Set problem: Write out all lines holding the word "call".
== Given entries ==
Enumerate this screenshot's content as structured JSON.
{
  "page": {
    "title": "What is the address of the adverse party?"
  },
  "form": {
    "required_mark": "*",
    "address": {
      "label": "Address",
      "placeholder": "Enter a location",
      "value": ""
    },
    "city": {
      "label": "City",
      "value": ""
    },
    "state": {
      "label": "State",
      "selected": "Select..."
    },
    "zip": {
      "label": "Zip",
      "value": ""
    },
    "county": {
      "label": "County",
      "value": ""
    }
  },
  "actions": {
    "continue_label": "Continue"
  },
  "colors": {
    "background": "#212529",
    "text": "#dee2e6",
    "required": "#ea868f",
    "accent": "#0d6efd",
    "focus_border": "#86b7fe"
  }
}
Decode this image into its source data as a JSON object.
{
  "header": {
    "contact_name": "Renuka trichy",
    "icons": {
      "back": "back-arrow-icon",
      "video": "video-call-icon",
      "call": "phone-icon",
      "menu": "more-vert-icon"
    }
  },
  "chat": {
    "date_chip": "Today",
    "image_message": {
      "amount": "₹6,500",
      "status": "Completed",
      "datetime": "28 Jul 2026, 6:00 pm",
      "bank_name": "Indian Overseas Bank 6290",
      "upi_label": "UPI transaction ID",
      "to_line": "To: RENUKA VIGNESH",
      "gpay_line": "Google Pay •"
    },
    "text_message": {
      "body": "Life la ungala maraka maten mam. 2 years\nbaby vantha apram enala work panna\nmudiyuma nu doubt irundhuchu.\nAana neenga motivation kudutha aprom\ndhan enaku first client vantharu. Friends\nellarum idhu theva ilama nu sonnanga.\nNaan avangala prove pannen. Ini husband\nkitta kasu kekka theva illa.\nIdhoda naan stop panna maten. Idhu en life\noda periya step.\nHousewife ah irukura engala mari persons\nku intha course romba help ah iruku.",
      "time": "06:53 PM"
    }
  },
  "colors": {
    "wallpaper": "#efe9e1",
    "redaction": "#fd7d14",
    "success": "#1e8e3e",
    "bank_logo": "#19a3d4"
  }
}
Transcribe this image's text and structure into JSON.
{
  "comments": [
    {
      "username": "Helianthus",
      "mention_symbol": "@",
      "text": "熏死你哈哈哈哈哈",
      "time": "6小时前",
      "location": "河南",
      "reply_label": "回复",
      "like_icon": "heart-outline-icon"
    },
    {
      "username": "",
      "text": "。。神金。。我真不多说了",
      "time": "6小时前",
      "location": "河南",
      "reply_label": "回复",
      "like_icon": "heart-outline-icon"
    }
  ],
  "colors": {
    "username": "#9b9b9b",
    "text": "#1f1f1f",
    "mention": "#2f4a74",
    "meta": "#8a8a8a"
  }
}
===
Answer to the task:
      "video": "video-call-icon",
      "call": "phone-icon",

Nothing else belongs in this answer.